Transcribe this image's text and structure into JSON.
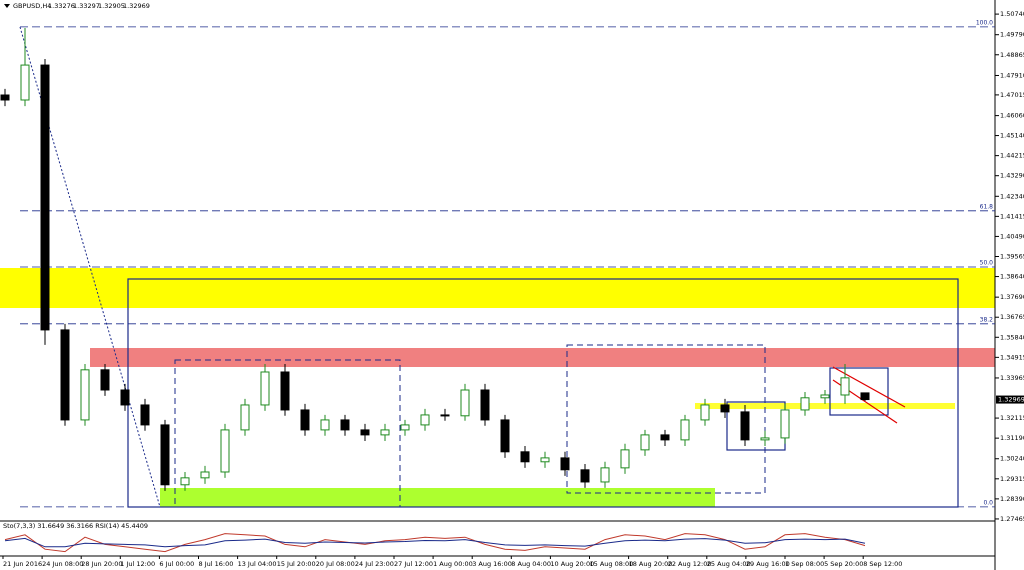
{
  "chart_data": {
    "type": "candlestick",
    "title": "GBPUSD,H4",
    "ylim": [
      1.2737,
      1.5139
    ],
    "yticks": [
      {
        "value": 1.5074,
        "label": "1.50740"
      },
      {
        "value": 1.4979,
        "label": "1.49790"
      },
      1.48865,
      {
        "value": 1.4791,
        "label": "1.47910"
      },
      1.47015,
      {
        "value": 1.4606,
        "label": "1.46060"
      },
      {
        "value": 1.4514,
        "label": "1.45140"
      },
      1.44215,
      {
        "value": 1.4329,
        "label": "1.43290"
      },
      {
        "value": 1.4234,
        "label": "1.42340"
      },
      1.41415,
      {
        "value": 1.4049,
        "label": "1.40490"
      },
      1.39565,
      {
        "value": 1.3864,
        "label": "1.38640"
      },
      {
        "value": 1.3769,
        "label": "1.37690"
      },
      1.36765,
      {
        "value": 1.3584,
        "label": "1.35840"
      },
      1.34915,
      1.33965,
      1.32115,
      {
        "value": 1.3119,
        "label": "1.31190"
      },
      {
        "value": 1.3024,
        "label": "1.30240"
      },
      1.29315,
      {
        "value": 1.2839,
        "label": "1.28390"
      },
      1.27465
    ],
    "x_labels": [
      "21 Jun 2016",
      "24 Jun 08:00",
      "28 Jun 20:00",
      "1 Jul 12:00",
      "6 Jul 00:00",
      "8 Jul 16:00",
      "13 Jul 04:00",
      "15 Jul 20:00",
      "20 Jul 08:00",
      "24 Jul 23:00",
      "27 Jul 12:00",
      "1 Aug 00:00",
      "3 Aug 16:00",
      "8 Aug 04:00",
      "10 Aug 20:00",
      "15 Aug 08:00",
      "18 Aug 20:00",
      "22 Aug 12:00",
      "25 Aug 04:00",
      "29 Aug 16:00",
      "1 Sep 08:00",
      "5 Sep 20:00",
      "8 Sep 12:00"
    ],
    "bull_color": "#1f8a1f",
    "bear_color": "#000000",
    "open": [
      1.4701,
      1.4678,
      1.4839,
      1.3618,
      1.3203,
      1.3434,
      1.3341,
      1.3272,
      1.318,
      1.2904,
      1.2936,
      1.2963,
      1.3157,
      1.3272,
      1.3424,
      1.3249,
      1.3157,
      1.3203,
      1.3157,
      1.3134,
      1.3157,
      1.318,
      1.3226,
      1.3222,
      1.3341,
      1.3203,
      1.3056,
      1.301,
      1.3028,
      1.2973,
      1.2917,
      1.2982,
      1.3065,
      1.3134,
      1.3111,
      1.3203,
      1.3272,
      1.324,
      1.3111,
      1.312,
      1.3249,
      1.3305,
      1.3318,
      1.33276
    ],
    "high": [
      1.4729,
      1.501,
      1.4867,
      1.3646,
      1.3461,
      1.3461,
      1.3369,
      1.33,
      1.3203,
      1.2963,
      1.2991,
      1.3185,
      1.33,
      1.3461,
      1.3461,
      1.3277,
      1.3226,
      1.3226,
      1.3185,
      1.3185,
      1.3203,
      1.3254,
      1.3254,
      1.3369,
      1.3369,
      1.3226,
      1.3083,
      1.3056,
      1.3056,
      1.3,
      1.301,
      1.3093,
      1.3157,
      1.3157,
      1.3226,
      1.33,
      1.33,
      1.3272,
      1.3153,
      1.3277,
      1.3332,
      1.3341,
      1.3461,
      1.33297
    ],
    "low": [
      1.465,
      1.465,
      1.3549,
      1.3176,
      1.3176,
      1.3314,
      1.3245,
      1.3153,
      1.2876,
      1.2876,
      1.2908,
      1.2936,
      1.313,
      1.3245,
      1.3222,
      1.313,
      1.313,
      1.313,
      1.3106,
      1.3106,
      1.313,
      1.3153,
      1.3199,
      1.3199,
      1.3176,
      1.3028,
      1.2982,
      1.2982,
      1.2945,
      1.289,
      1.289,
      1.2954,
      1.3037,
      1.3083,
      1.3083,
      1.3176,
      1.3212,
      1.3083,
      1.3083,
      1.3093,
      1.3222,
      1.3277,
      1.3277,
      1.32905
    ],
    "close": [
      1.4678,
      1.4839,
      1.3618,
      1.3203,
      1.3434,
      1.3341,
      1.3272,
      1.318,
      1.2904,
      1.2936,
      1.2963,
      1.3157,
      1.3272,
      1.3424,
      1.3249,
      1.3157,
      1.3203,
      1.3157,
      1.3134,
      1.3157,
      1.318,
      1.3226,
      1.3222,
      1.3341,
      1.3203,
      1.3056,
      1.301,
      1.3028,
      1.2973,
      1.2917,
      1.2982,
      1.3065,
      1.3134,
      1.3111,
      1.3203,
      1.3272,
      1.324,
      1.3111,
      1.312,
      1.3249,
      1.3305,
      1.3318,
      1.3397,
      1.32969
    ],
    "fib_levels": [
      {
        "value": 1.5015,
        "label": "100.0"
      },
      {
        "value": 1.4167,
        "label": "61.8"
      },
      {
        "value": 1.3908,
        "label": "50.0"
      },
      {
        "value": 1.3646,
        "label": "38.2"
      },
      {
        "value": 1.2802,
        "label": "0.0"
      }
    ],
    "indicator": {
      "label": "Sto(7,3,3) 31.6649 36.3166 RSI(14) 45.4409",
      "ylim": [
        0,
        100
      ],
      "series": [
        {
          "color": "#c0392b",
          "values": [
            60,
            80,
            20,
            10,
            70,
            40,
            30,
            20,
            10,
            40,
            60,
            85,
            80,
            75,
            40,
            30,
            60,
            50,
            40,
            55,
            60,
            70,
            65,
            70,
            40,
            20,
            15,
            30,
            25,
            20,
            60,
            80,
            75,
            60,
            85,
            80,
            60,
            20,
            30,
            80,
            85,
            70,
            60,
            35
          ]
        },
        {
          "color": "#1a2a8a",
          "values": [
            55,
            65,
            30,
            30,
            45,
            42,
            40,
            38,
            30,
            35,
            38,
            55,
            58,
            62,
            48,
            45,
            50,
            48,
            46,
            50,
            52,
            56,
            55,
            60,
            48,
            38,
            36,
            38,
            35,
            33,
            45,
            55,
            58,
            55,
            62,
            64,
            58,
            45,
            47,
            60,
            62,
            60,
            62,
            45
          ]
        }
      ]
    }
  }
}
==
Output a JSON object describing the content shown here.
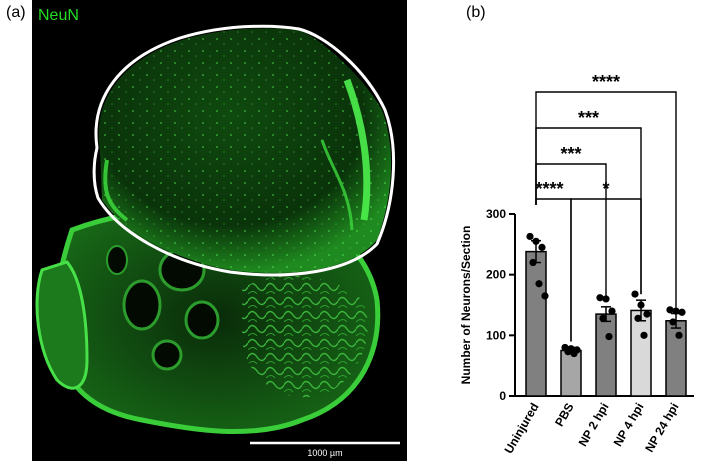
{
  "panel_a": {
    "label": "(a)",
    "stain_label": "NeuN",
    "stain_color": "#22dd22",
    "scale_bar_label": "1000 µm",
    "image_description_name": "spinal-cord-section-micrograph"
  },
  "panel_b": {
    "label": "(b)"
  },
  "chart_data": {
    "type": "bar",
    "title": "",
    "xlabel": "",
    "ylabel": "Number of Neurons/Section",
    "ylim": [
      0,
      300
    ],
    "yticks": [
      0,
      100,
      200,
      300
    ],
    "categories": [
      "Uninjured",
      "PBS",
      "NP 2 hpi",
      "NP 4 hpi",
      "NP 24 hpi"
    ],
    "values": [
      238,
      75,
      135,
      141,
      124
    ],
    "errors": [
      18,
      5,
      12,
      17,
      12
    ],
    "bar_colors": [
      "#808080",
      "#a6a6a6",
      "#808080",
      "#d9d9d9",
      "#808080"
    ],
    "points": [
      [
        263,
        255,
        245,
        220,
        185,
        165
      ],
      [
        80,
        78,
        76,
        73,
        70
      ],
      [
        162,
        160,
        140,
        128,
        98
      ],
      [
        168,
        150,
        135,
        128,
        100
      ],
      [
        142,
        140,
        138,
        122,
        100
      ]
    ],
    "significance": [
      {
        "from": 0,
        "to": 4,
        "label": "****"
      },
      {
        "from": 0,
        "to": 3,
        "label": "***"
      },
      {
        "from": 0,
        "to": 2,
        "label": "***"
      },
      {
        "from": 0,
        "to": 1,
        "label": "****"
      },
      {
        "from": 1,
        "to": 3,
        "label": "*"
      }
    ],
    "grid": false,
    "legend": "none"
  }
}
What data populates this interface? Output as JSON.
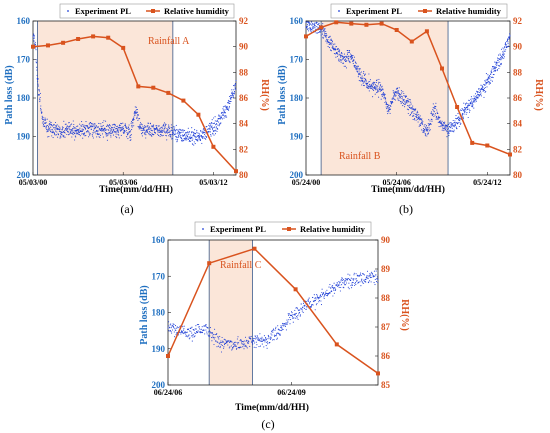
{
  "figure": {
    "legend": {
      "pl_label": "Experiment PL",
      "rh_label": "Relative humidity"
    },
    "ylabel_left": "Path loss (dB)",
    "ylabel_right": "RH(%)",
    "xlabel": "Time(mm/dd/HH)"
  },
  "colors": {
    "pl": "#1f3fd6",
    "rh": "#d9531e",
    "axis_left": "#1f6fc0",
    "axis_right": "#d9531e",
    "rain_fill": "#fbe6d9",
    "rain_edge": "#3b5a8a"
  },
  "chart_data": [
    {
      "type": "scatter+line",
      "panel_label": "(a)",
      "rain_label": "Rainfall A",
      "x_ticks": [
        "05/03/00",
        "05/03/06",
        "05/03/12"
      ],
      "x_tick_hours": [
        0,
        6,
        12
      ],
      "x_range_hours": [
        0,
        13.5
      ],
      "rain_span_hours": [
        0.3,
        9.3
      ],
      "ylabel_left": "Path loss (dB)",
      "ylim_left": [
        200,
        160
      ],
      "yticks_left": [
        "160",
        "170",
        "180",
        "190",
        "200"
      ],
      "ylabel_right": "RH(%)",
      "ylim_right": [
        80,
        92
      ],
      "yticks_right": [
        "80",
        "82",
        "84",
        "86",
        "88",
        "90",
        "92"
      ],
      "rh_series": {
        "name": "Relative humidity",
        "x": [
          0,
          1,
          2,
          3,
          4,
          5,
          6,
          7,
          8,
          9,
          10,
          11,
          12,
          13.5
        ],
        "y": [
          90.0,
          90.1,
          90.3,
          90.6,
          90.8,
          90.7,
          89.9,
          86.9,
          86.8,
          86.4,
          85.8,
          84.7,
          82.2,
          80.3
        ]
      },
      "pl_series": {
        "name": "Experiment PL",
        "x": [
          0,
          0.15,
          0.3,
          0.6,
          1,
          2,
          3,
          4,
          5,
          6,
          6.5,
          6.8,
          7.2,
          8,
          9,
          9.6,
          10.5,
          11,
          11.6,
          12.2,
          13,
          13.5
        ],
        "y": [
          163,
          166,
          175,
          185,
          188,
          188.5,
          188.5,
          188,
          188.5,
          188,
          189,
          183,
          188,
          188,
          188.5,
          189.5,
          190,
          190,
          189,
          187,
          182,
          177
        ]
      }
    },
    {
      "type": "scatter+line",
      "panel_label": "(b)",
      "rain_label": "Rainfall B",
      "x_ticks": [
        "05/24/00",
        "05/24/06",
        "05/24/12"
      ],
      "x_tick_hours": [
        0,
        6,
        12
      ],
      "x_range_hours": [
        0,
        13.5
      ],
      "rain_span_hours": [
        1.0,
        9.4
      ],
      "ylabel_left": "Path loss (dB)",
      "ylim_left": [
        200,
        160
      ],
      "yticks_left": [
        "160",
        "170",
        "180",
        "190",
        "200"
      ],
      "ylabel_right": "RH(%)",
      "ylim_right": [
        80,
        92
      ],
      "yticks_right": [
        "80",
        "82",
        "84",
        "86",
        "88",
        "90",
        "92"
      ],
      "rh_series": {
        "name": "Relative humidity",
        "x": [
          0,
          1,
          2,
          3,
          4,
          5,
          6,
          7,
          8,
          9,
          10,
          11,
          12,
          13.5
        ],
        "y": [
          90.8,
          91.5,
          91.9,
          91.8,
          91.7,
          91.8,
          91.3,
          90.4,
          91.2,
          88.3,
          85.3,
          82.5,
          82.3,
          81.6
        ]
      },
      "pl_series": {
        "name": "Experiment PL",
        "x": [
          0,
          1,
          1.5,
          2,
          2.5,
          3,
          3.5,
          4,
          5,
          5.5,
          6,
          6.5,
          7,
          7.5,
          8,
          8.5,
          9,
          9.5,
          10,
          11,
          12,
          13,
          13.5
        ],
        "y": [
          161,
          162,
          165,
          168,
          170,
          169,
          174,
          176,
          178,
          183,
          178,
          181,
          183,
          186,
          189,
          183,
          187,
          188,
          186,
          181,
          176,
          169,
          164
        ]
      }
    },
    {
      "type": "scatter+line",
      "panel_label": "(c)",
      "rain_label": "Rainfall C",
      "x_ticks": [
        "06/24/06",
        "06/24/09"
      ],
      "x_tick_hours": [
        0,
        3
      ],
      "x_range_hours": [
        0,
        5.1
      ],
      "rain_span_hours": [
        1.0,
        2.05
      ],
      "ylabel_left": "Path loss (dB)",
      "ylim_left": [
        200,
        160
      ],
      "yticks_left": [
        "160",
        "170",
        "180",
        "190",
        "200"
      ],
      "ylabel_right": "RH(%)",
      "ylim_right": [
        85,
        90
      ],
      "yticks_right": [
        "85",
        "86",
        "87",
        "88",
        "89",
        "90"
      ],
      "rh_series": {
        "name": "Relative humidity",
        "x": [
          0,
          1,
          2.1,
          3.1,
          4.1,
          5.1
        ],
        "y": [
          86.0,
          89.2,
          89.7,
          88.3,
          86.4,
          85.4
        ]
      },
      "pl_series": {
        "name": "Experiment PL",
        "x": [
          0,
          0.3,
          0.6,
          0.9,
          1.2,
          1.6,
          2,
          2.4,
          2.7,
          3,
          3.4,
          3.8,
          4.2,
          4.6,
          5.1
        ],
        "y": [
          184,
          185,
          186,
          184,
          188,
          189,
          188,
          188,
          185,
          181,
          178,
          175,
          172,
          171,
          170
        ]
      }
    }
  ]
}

# Written instruction
From the listing above, pick out each line where the word "Output" appears.

# Response to the task
Output a JSON object describing the content shown here.
What data populates this interface? Output as JSON.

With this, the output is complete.